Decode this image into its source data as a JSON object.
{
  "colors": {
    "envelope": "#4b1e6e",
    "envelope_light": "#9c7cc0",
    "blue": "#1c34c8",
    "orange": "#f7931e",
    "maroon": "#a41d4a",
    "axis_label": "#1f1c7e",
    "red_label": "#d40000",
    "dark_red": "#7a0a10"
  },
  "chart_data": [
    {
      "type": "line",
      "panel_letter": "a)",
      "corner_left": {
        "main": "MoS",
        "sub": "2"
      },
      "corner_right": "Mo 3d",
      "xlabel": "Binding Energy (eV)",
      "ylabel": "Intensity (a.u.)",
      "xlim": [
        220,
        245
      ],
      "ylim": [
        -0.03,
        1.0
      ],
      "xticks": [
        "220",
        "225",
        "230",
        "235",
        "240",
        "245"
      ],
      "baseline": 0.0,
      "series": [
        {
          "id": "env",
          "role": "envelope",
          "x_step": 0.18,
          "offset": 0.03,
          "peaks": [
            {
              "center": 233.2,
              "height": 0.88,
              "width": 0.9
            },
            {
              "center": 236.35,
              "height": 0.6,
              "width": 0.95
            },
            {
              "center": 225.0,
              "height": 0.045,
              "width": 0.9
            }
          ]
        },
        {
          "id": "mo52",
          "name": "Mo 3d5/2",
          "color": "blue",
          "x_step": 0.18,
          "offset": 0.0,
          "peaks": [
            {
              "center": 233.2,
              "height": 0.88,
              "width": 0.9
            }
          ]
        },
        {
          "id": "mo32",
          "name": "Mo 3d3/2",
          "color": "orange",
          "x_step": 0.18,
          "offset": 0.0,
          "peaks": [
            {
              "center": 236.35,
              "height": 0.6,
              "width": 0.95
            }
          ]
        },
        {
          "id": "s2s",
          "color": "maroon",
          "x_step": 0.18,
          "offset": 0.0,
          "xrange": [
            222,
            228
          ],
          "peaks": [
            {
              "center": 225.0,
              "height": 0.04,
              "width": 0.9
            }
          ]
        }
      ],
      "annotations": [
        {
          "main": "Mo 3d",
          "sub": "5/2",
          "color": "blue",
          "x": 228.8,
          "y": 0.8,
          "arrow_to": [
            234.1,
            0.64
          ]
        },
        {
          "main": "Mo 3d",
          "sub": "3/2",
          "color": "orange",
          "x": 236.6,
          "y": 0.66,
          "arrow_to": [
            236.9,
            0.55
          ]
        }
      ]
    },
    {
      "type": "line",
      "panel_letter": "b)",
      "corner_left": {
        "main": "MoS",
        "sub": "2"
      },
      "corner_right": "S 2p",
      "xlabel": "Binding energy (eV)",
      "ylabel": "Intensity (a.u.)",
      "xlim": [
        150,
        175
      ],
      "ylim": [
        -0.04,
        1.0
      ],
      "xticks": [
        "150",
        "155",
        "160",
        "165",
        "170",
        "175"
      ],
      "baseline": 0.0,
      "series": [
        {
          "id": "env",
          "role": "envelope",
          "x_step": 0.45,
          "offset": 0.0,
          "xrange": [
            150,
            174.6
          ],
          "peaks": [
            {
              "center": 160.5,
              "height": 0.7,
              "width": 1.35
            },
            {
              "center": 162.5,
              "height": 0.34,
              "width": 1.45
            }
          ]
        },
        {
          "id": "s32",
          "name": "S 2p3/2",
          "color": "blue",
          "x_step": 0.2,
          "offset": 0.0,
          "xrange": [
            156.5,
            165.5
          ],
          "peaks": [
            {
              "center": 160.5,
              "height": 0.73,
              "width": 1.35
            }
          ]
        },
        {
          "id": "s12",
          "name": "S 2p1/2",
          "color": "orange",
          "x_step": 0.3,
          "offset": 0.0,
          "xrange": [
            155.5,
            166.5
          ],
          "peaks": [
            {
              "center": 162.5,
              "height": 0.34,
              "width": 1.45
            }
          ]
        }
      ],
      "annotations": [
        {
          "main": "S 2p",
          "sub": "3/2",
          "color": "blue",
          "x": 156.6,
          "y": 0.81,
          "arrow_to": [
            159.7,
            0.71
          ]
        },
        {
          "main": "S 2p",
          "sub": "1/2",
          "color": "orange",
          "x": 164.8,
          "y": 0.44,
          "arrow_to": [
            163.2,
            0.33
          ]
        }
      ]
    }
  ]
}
------------------------------------
Write all of the records out again exactly.

## [ANSWER TO THIS TASK]
Decode this image into its source data as a JSON object.
{
  "colors": {
    "envelope": "#4b1e6e",
    "envelope_light": "#9c7cc0",
    "blue": "#1c34c8",
    "orange": "#f7931e",
    "maroon": "#a41d4a",
    "axis_label": "#1f1c7e",
    "red_label": "#d40000",
    "dark_red": "#7a0a10"
  },
  "chart_data": [
    {
      "type": "line",
      "panel_letter": "a)",
      "corner_left": {
        "main": "MoS",
        "sub": "2"
      },
      "corner_right": "Mo 3d",
      "xlabel": "Binding Energy (eV)",
      "ylabel": "Intensity (a.u.)",
      "xlim": [
        220,
        245
      ],
      "ylim": [
        -0.03,
        1.0
      ],
      "xticks": [
        "220",
        "225",
        "230",
        "235",
        "240",
        "245"
      ],
      "baseline": 0.0,
      "series": [
        {
          "id": "env",
          "role": "envelope",
          "x_step": 0.18,
          "offset": 0.03,
          "peaks": [
            {
              "center": 233.2,
              "height": 0.88,
              "width": 0.9
            },
            {
              "center": 236.35,
              "height": 0.6,
              "width": 0.95
            },
            {
              "center": 225.0,
              "height": 0.045,
              "width": 0.9
            }
          ]
        },
        {
          "id": "mo52",
          "name": "Mo 3d5/2",
          "color": "blue",
          "x_step": 0.18,
          "offset": 0.0,
          "peaks": [
            {
              "center": 233.2,
              "height": 0.88,
              "width": 0.9
            }
          ]
        },
        {
          "id": "mo32",
          "name": "Mo 3d3/2",
          "color": "orange",
          "x_step": 0.18,
          "offset": 0.0,
          "peaks": [
            {
              "center": 236.35,
              "height": 0.6,
              "width": 0.95
            }
          ]
        },
        {
          "id": "s2s",
          "color": "maroon",
          "x_step": 0.18,
          "offset": 0.0,
          "xrange": [
            222,
            228
          ],
          "peaks": [
            {
              "center": 225.0,
              "height": 0.04,
              "width": 0.9
            }
          ]
        }
      ],
      "annotations": [
        {
          "main": "Mo 3d",
          "sub": "5/2",
          "color": "blue",
          "x": 228.8,
          "y": 0.8,
          "arrow_to": [
            234.1,
            0.64
          ]
        },
        {
          "main": "Mo 3d",
          "sub": "3/2",
          "color": "orange",
          "x": 236.6,
          "y": 0.66,
          "arrow_to": [
            236.9,
            0.55
          ]
        }
      ]
    },
    {
      "type": "line",
      "panel_letter": "b)",
      "corner_left": {
        "main": "MoS",
        "sub": "2"
      },
      "corner_right": "S 2p",
      "xlabel": "Binding energy (eV)",
      "ylabel": "Intensity (a.u.)",
      "xlim": [
        150,
        175
      ],
      "ylim": [
        -0.04,
        1.0
      ],
      "xticks": [
        "150",
        "155",
        "160",
        "165",
        "170",
        "175"
      ],
      "baseline": 0.0,
      "series": [
        {
          "id": "env",
          "role": "envelope",
          "x_step": 0.45,
          "offset": 0.0,
          "xrange": [
            150,
            174.6
          ],
          "peaks": [
            {
              "center": 160.5,
              "height": 0.7,
              "width": 1.35
            },
            {
              "center": 162.5,
              "height": 0.34,
              "width": 1.45
            }
          ]
        },
        {
          "id": "s32",
          "name": "S 2p3/2",
          "color": "blue",
          "x_step": 0.2,
          "offset": 0.0,
          "xrange": [
            156.5,
            165.5
          ],
          "peaks": [
            {
              "center": 160.5,
              "height": 0.73,
              "width": 1.35
            }
          ]
        },
        {
          "id": "s12",
          "name": "S 2p1/2",
          "color": "orange",
          "x_step": 0.3,
          "offset": 0.0,
          "xrange": [
            155.5,
            166.5
          ],
          "peaks": [
            {
              "center": 162.5,
              "height": 0.34,
              "width": 1.45
            }
          ]
        }
      ],
      "annotations": [
        {
          "main": "S 2p",
          "sub": "3/2",
          "color": "blue",
          "x": 156.6,
          "y": 0.81,
          "arrow_to": [
            159.7,
            0.71
          ]
        },
        {
          "main": "S 2p",
          "sub": "1/2",
          "color": "orange",
          "x": 164.8,
          "y": 0.44,
          "arrow_to": [
            163.2,
            0.33
          ]
        }
      ]
    }
  ]
}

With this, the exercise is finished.